[Records from a data source]
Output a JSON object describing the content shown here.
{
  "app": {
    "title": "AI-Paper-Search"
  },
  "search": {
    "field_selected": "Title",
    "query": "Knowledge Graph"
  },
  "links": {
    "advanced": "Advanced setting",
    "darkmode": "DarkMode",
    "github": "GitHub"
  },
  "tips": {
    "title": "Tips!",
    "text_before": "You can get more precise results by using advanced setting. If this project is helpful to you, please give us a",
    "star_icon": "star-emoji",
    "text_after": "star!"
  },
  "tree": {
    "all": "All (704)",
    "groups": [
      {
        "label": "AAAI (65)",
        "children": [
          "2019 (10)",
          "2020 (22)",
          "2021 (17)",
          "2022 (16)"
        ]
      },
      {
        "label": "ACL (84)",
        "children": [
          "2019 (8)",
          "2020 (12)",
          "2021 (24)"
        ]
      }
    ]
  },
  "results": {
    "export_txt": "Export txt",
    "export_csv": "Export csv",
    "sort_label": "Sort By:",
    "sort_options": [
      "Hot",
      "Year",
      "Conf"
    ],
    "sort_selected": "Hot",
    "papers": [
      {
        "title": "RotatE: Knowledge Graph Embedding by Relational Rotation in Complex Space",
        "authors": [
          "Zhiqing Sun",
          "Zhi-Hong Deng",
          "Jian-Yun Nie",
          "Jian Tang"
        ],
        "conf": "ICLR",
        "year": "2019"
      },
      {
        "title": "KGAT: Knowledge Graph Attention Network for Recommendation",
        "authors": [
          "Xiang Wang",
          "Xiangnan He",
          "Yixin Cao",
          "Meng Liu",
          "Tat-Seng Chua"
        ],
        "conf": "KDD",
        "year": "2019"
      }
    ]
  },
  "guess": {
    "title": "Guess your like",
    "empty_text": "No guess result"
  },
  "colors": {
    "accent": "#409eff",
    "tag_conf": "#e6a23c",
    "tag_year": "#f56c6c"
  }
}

WRITTEN TASK ->
Extract each line from the listing above, please, and repeat it exactly.

EXERCISE RESULT ->
Output a JSON object describing the content shown here.
{
  "app": {
    "title": "AI-Paper-Search"
  },
  "search": {
    "field_selected": "Title",
    "query": "Knowledge Graph"
  },
  "links": {
    "advanced": "Advanced setting",
    "darkmode": "DarkMode",
    "github": "GitHub"
  },
  "tips": {
    "title": "Tips!",
    "text_before": "You can get more precise results by using advanced setting. If this project is helpful to you, please give us a",
    "star_icon": "star-emoji",
    "text_after": "star!"
  },
  "tree": {
    "all": "All (704)",
    "groups": [
      {
        "label": "AAAI (65)",
        "children": [
          "2019 (10)",
          "2020 (22)",
          "2021 (17)",
          "2022 (16)"
        ]
      },
      {
        "label": "ACL (84)",
        "children": [
          "2019 (8)",
          "2020 (12)",
          "2021 (24)"
        ]
      }
    ]
  },
  "results": {
    "export_txt": "Export txt",
    "export_csv": "Export csv",
    "sort_label": "Sort By:",
    "sort_options": [
      "Hot",
      "Year",
      "Conf"
    ],
    "sort_selected": "Hot",
    "papers": [
      {
        "title": "RotatE: Knowledge Graph Embedding by Relational Rotation in Complex Space",
        "authors": [
          "Zhiqing Sun",
          "Zhi-Hong Deng",
          "Jian-Yun Nie",
          "Jian Tang"
        ],
        "conf": "ICLR",
        "year": "2019"
      },
      {
        "title": "KGAT: Knowledge Graph Attention Network for Recommendation",
        "authors": [
          "Xiang Wang",
          "Xiangnan He",
          "Yixin Cao",
          "Meng Liu",
          "Tat-Seng Chua"
        ],
        "conf": "KDD",
        "year": "2019"
      }
    ]
  },
  "guess": {
    "title": "Guess your like",
    "empty_text": "No guess result"
  },
  "colors": {
    "accent": "#409eff",
    "tag_conf": "#e6a23c",
    "tag_year": "#f56c6c"
  }
}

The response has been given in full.